PROBLEM DESCRIPTION
Every line containing the word "organisation" needs to be found and copied.

MATERIAL
========================================

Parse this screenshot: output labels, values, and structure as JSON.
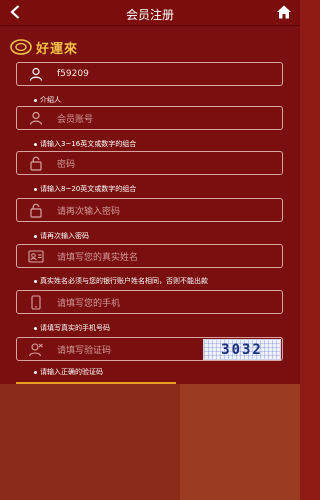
{
  "header": {
    "title": "会员注册",
    "back_icon": "chevron-left-icon",
    "home_icon": "home-icon"
  },
  "logo": {
    "text": "好運來"
  },
  "fields": {
    "referrer": {
      "value": "f59209",
      "hint": "介绍人",
      "icon": "user-icon"
    },
    "account": {
      "placeholder": "会员账号",
      "hint": "请输入3~16英文或数字的组合",
      "icon": "user-icon"
    },
    "password": {
      "placeholder": "密码",
      "hint": "请输入8~20英文或数字的组合",
      "icon": "lock-icon"
    },
    "confirm": {
      "placeholder": "请再次输入密码",
      "hint": "请再次输入密码",
      "icon": "lock-icon"
    },
    "realname": {
      "placeholder": "请填写您的真实姓名",
      "hint": "真实姓名必须与您的银行账户姓名相同，否则不能出款",
      "icon": "id-card-icon"
    },
    "phone": {
      "placeholder": "请填写您的手机",
      "hint": "请填写真实的手机号码",
      "icon": "phone-icon"
    },
    "captcha": {
      "placeholder": "请填写验证码",
      "hint": "请输入正确的验证码",
      "icon": "captcha-icon",
      "code": "3032"
    }
  },
  "colors": {
    "background": "#7a0f0f",
    "border": "#d9a3a0",
    "accent": "#e9a02a"
  }
}
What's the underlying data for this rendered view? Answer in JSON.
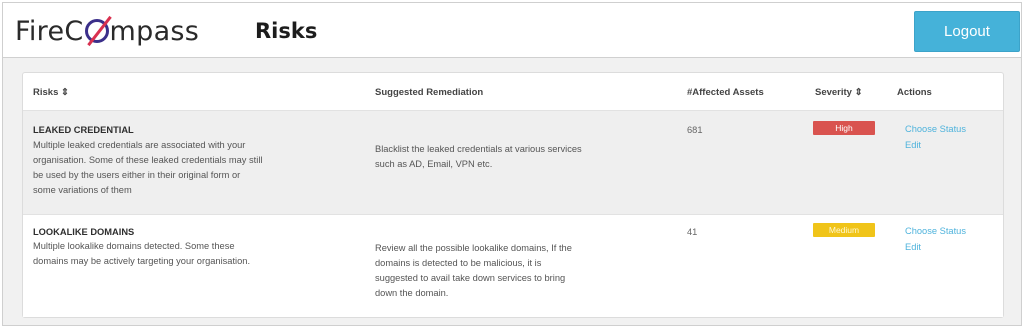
{
  "header": {
    "brand_left": "FireC",
    "brand_right": "mpass",
    "title": "Risks",
    "logout_label": "Logout"
  },
  "table": {
    "columns": [
      "Risks ⇕",
      "Suggested Remediation",
      "#Affected Assets",
      "Severity ⇕",
      "Actions"
    ],
    "rows": [
      {
        "name": "LEAKED CREDENTIAL",
        "description": [
          "Multiple leaked credentials are associated with your",
          "organisation. Some of these leaked credentials may still",
          "be used by the users either in their original form or",
          "some variations of them"
        ],
        "remediation": [
          "Blacklist the leaked credentials at various services",
          "such as AD, Email, VPN etc."
        ],
        "affected": "681",
        "severity": "High",
        "severity_color": "#d9534f",
        "action_status": "Choose Status",
        "action_edit": "Edit"
      },
      {
        "name": "LOOKALIKE DOMAINS",
        "description": [
          "Multiple lookalike domains detected. Some these",
          "domains may be actively targeting your organisation."
        ],
        "remediation": [
          "Review all the possible lookalike domains, If the",
          "domains is detected to be malicious, it is",
          "suggested to avail take down services to bring",
          "down the domain."
        ],
        "affected": "41",
        "severity": "Medium",
        "severity_color": "#f0c419",
        "action_status": "Choose Status",
        "action_edit": "Edit"
      }
    ]
  },
  "colors": {
    "accent": "#45b2d9",
    "link": "#4fb3dc"
  },
  "icons": {
    "logo": "firecompass-logo-icon"
  }
}
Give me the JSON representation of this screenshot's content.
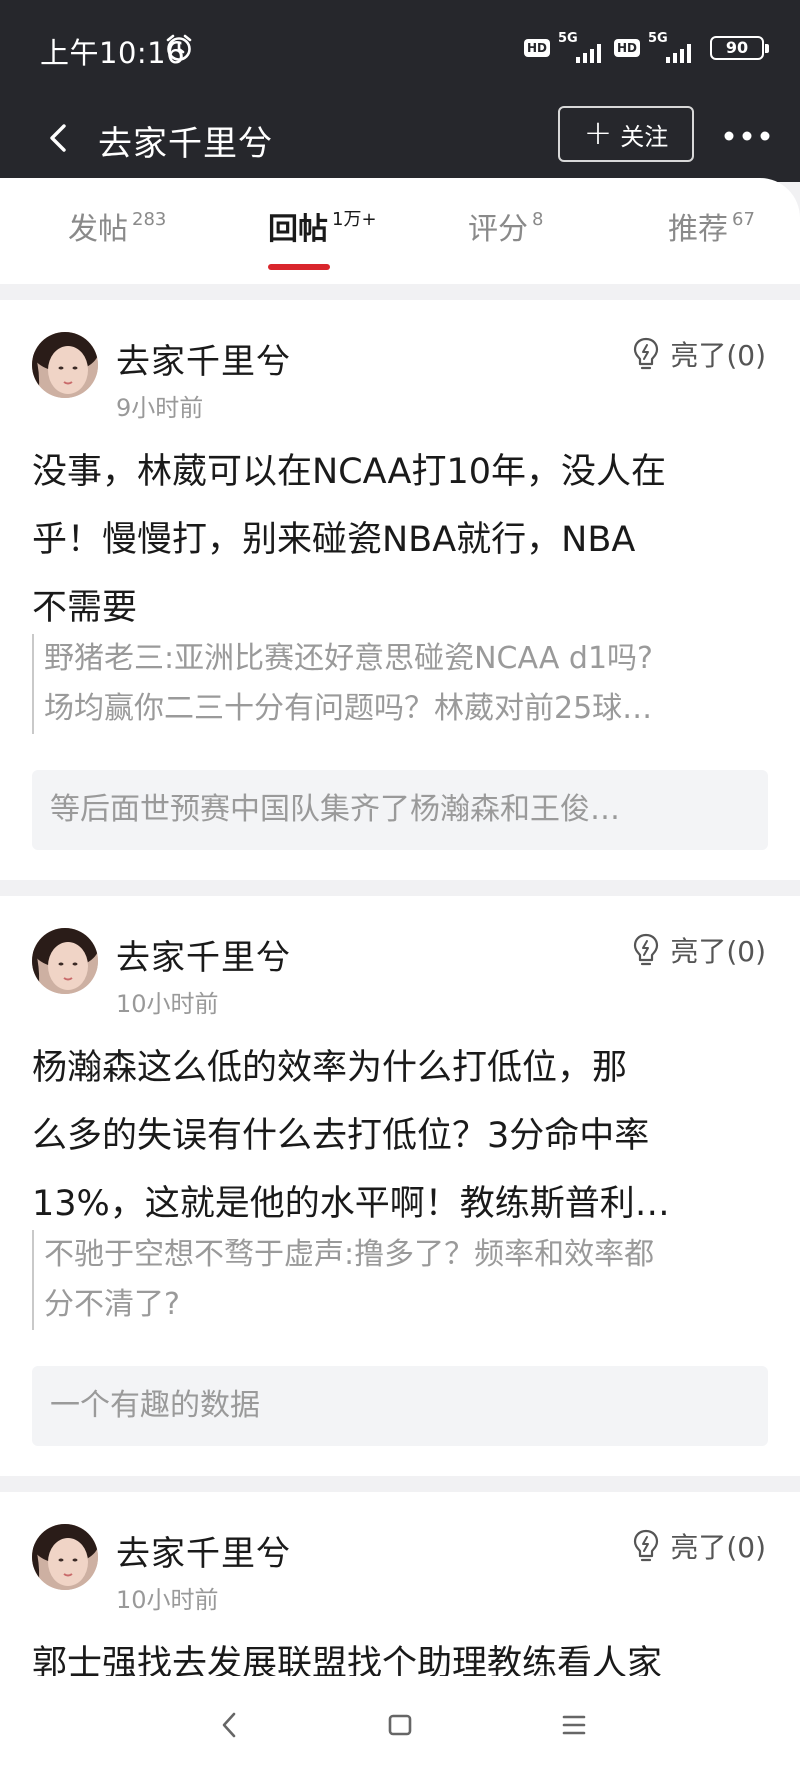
{
  "status_bar": {
    "time": "上午10:16",
    "network_1": "5G",
    "network_2": "5G",
    "hd_label": "HD",
    "battery": "90"
  },
  "header": {
    "title": "去家千里兮",
    "follow_label": "关注"
  },
  "tabs": [
    {
      "label": "发帖",
      "count": "283"
    },
    {
      "label": "回帖",
      "count": "1万+"
    },
    {
      "label": "评分",
      "count": "8"
    },
    {
      "label": "推荐",
      "count": "67"
    }
  ],
  "posts": [
    {
      "user": "去家千里兮",
      "time": "9小时前",
      "like": "亮了(0)",
      "content_lines": [
        "没事，林葳可以在NCAA打10年，没人在",
        "乎！慢慢打，别来碰瓷NBA就行，NBA",
        "不需要"
      ],
      "quote_lines": [
        "野猪老三:亚洲比赛还好意思碰瓷NCAA d1吗?",
        "场均赢你二三十分有问题吗？林葳对前25球…"
      ],
      "reply": "等后面世预赛中国队集齐了杨瀚森和王俊…"
    },
    {
      "user": "去家千里兮",
      "time": "10小时前",
      "like": "亮了(0)",
      "content_lines": [
        "杨瀚森这么低的效率为什么打低位，那",
        "么多的失误有什么去打低位？3分命中率",
        "13%，这就是他的水平啊！教练斯普利…"
      ],
      "quote_lines": [
        "不驰于空想不骛于虚声:撸多了？频率和效率都",
        "分不清了?"
      ],
      "reply": "一个有趣的数据"
    },
    {
      "user": "去家千里兮",
      "time": "10小时前",
      "like": "亮了(0)",
      "content_lines": [
        "郭士强找去发展联盟找个助理教练看人家"
      ]
    }
  ]
}
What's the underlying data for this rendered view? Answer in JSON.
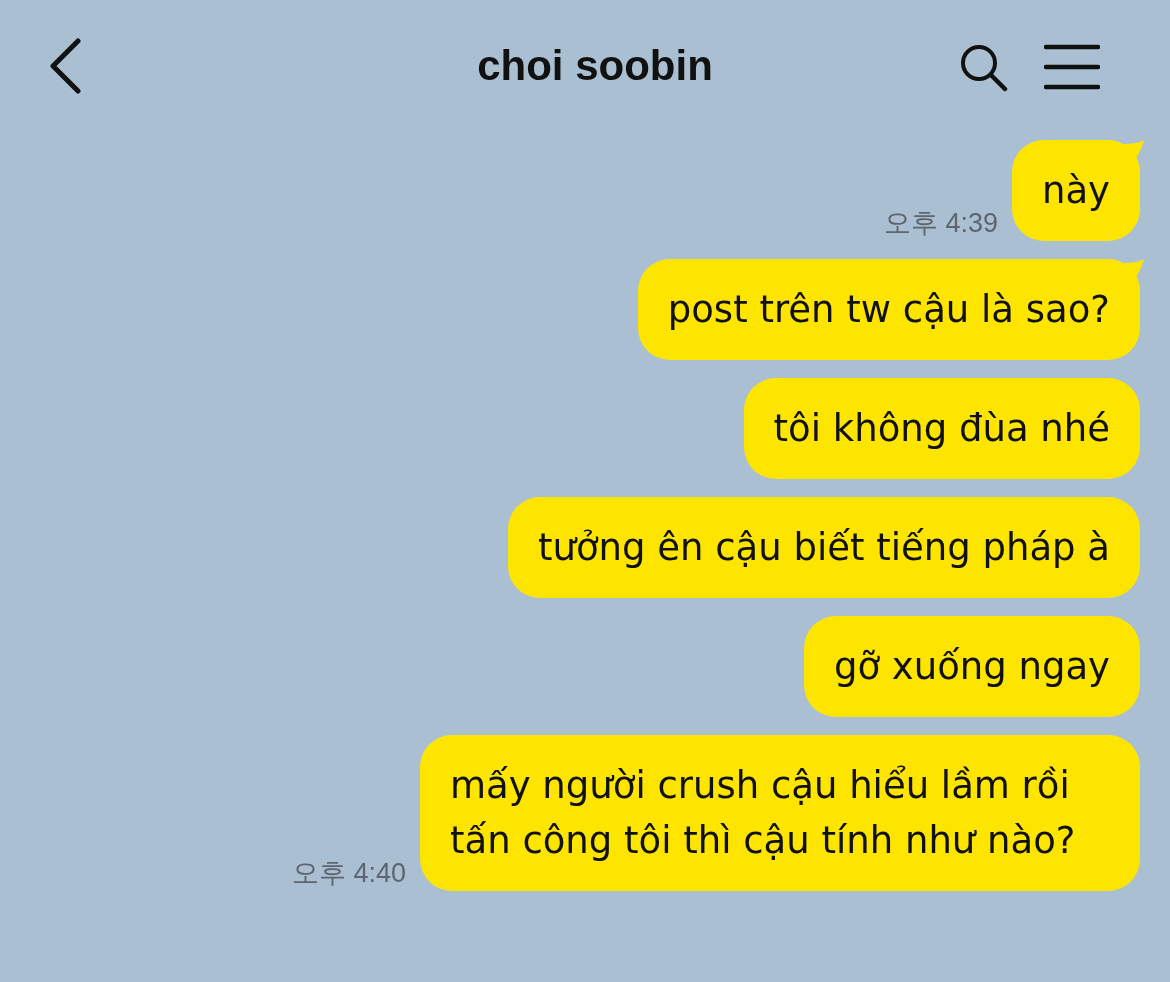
{
  "header": {
    "title": "choi soobin"
  },
  "messages": [
    {
      "text": "này",
      "time": "오후 4:39",
      "tail": true
    },
    {
      "text": "post trên tw cậu là sao?",
      "tail": true
    },
    {
      "text": "tôi không đùa nhé",
      "tail": false
    },
    {
      "text": "tưởng ên cậu biết tiếng pháp à",
      "tail": false
    },
    {
      "text": "gỡ xuống ngay",
      "tail": false
    },
    {
      "text": "mấy người crush cậu hiểu lầm rồi tấn công tôi thì cậu tính như nào?",
      "time": "오후 4:40",
      "tail": false
    }
  ]
}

========================================

IN RESPONSE
          "organisation. Some of these leaked credentials may still",
          "domains may be actively targeting your organisation."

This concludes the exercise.